** Begin Data **
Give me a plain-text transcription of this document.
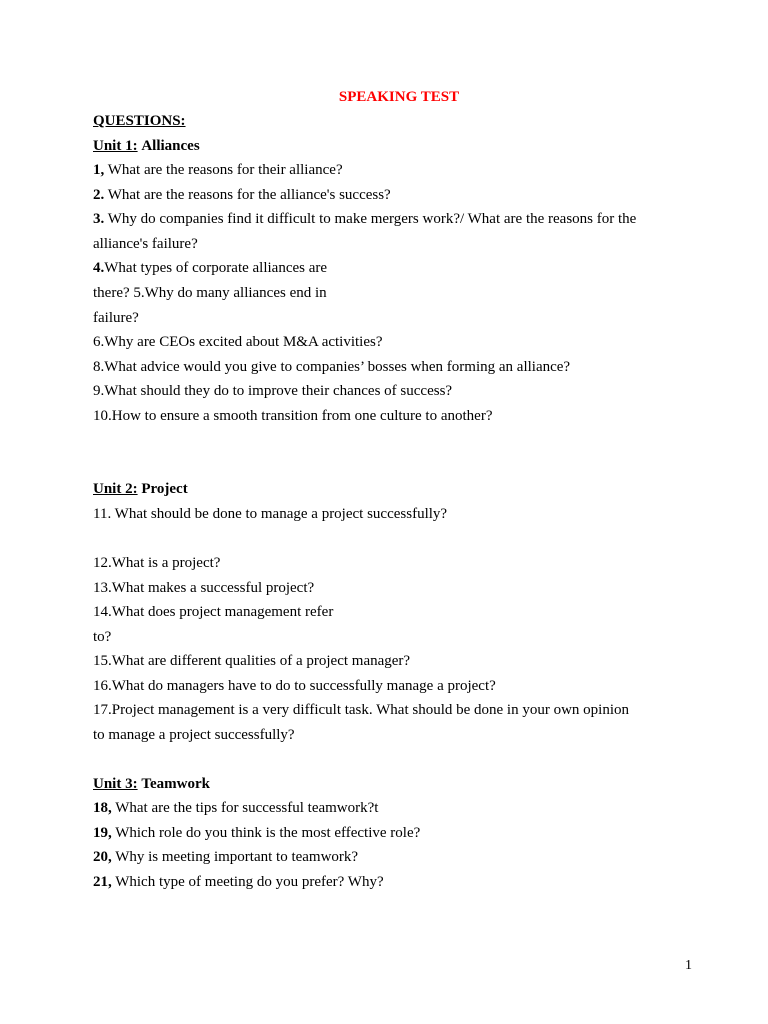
SPEAKING TEST
QUESTIONS:
Unit 1: Alliances
1, What are the reasons for their alliance?
2. What are the reasons for the alliance's success?
3. Why do companies find it difficult to make mergers work?/ What are the reasons for the
alliance's failure?
4.What types of corporate alliances are
there? 5.Why do many alliances end in
failure?
6.Why are CEOs excited about M&A activities?
8.What advice would you give to companies’ bosses when forming an alliance?
9.What should they do to improve their chances of success?
10.How to ensure a smooth transition from one culture to another?
Unit 2: Project
11. What should be done to manage a project successfully?
12.What is a project?
13.What makes a successful project?
14.What does project management refer
to?
15.What are different qualities of a project manager?
16.What do managers have to do to successfully manage a project?
17.Project management is a very difficult task. What should be done in your own opinion
to manage a project successfully?
Unit 3: Teamwork
18, What are the tips for successful teamwork?t
19, Which role do you think is the most effective role?
20, Why is meeting important to teamwork?
21, Which type of meeting do you prefer? Why?
1
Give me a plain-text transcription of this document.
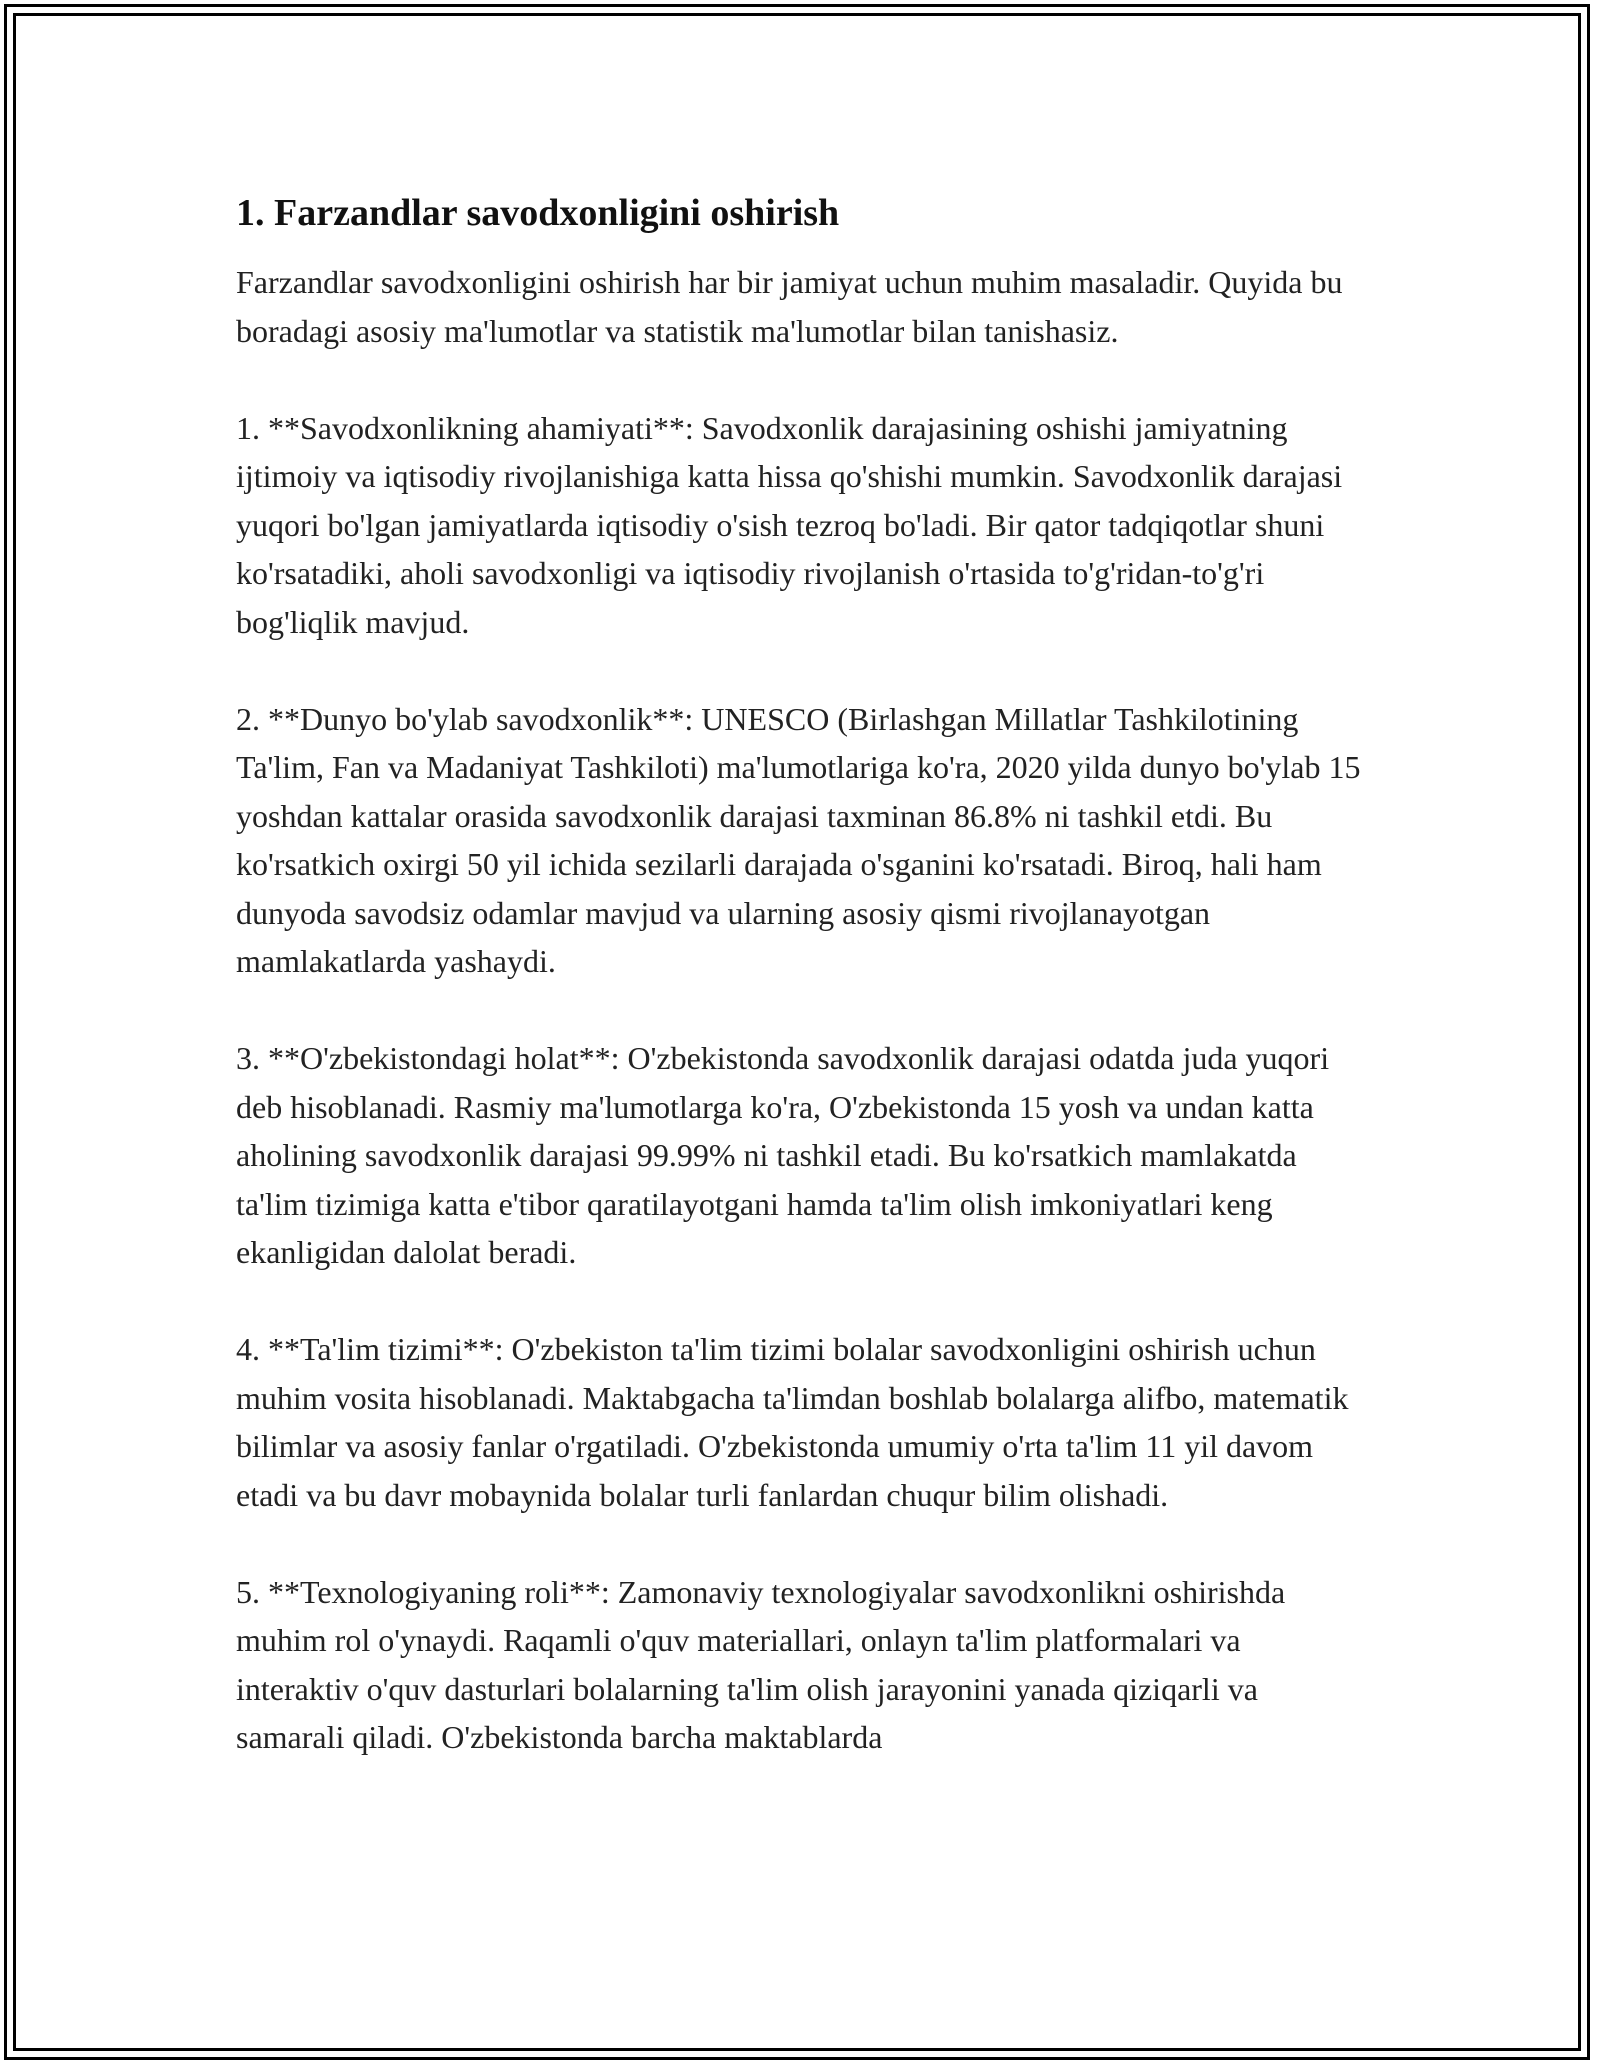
1. Farzandlar savodxonligini oshirish

Farzandlar savodxonligini oshirish har bir jamiyat uchun muhim masaladir. Quyida bu boradagi asosiy ma'lumotlar va statistik ma'lumotlar bilan tanishasiz.

1. **Savodxonlikning ahamiyati**: Savodxonlik darajasining oshishi jamiyatning ijtimoiy va iqtisodiy rivojlanishiga katta hissa qo'shishi mumkin. Savodxonlik darajasi yuqori bo'lgan jamiyatlarda iqtisodiy o'sish tezroq bo'ladi. Bir qator tadqiqotlar shuni ko'rsatadiki, aholi savodxonligi va iqtisodiy rivojlanish o'rtasida to'g'ridan-to'g'ri bog'liqlik mavjud.

2. **Dunyo bo'ylab savodxonlik**: UNESCO (Birlashgan Millatlar Tashkilotining Ta'lim, Fan va Madaniyat Tashkiloti) ma'lumotlariga ko'ra, 2020 yilda dunyo bo'ylab 15 yoshdan kattalar orasida savodxonlik darajasi taxminan 86.8% ni tashkil etdi. Bu ko'rsatkich oxirgi 50 yil ichida sezilarli darajada o'sganini ko'rsatadi. Biroq, hali ham dunyoda savodsiz odamlar mavjud va ularning asosiy qismi rivojlanayotgan mamlakatlarda yashaydi.

3. **O'zbekistondagi holat**: O'zbekistonda savodxonlik darajasi odatda juda yuqori deb hisoblanadi. Rasmiy ma'lumotlarga ko'ra, O'zbekistonda 15 yosh va undan katta aholining savodxonlik darajasi 99.99% ni tashkil etadi. Bu ko'rsatkich mamlakatda ta'lim tizimiga katta e'tibor qaratilayotgani hamda ta'lim olish imkoniyatlari keng ekanligidan dalolat beradi.

4. **Ta'lim tizimi**: O'zbekiston ta'lim tizimi bolalar savodxonligini oshirish uchun muhim vosita hisoblanadi. Maktabgacha ta'limdan boshlab bolalarga alifbo, matematik bilimlar va asosiy fanlar o'rgatiladi. O'zbekistonda umumiy o'rta ta'lim 11 yil davom etadi va bu davr mobaynida bolalar turli fanlardan chuqur bilim olishadi.

5. **Texnologiyaning roli**: Zamonaviy texnologiyalar savodxonlikni oshirishda muhim rol o'ynaydi. Raqamli o'quv materiallari, onlayn ta'lim platformalari va interaktiv o'quv dasturlari bolalarning ta'lim olish jarayonini yanada qiziqarli va samarali qiladi. O'zbekistonda barcha maktablarda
** End Data **
◆ Exercise objective: Make an exact reproduction of the listing above, without any pictures.

◆ Solution for this problem:
Give me a plain-text transcription of this document.
SPEAKING TEST
QUESTIONS:
Unit 1: Alliances
1, What are the reasons for their alliance?
2. What are the reasons for the alliance's success?
3. Why do companies find it difficult to make mergers work?/ What are the reasons for the
alliance's failure?
4.What types of corporate alliances are
there? 5.Why do many alliances end in
failure?
6.Why are CEOs excited about M&A activities?
8.What advice would you give to companies’ bosses when forming an alliance?
9.What should they do to improve their chances of success?
10.How to ensure a smooth transition from one culture to another?
Unit 2: Project
11. What should be done to manage a project successfully?
12.What is a project?
13.What makes a successful project?
14.What does project management refer
to?
15.What are different qualities of a project manager?
16.What do managers have to do to successfully manage a project?
17.Project management is a very difficult task. What should be done in your own opinion
to manage a project successfully?
Unit 3: Teamwork
18, What are the tips for successful teamwork?t
19, Which role do you think is the most effective role?
20, Why is meeting important to teamwork?
21, Which type of meeting do you prefer? Why?
1
Give me a plain-text transcription of this document.
1. Farzandlar savodxonligini oshirish

Farzandlar savodxonligini oshirish har bir jamiyat uchun muhim masaladir. Quyida bu boradagi asosiy ma'lumotlar va statistik ma'lumotlar bilan tanishasiz.

1. **Savodxonlikning ahamiyati**: Savodxonlik darajasining oshishi jamiyatning ijtimoiy va iqtisodiy rivojlanishiga katta hissa qo'shishi mumkin. Savodxonlik darajasi yuqori bo'lgan jamiyatlarda iqtisodiy o'sish tezroq bo'ladi. Bir qator tadqiqotlar shuni ko'rsatadiki, aholi savodxonligi va iqtisodiy rivojlanish o'rtasida to'g'ridan-to'g'ri bog'liqlik mavjud.

2. **Dunyo bo'ylab savodxonlik**: UNESCO (Birlashgan Millatlar Tashkilotining Ta'lim, Fan va Madaniyat Tashkiloti) ma'lumotlariga ko'ra, 2020 yilda dunyo bo'ylab 15 yoshdan kattalar orasida savodxonlik darajasi taxminan 86.8% ni tashkil etdi. Bu ko'rsatkich oxirgi 50 yil ichida sezilarli darajada o'sganini ko'rsatadi. Biroq, hali ham dunyoda savodsiz odamlar mavjud va ularning asosiy qismi rivojlanayotgan mamlakatlarda yashaydi.

3. **O'zbekistondagi holat**: O'zbekistonda savodxonlik darajasi odatda juda yuqori deb hisoblanadi. Rasmiy ma'lumotlarga ko'ra, O'zbekistonda 15 yosh va undan katta aholining savodxonlik darajasi 99.99% ni tashkil etadi. Bu ko'rsatkich mamlakatda ta'lim tizimiga katta e'tibor qaratilayotgani hamda ta'lim olish imkoniyatlari keng ekanligidan dalolat beradi.

4. **Ta'lim tizimi**: O'zbekiston ta'lim tizimi bolalar savodxonligini oshirish uchun muhim vosita hisoblanadi. Maktabgacha ta'limdan boshlab bolalarga alifbo, matematik bilimlar va asosiy fanlar o'rgatiladi. O'zbekistonda umumiy o'rta ta'lim 11 yil davom etadi va bu davr mobaynida bolalar turli fanlardan chuqur bilim olishadi.

5. **Texnologiyaning roli**: Zamonaviy texnologiyalar savodxonlikni oshirishda muhim rol o'ynaydi. Raqamli o'quv materiallari, onlayn ta'lim platformalari va interaktiv o'quv dasturlari bolalarning ta'lim olish jarayonini yanada qiziqarli va samarali qiladi. O'zbekistonda barcha maktablarda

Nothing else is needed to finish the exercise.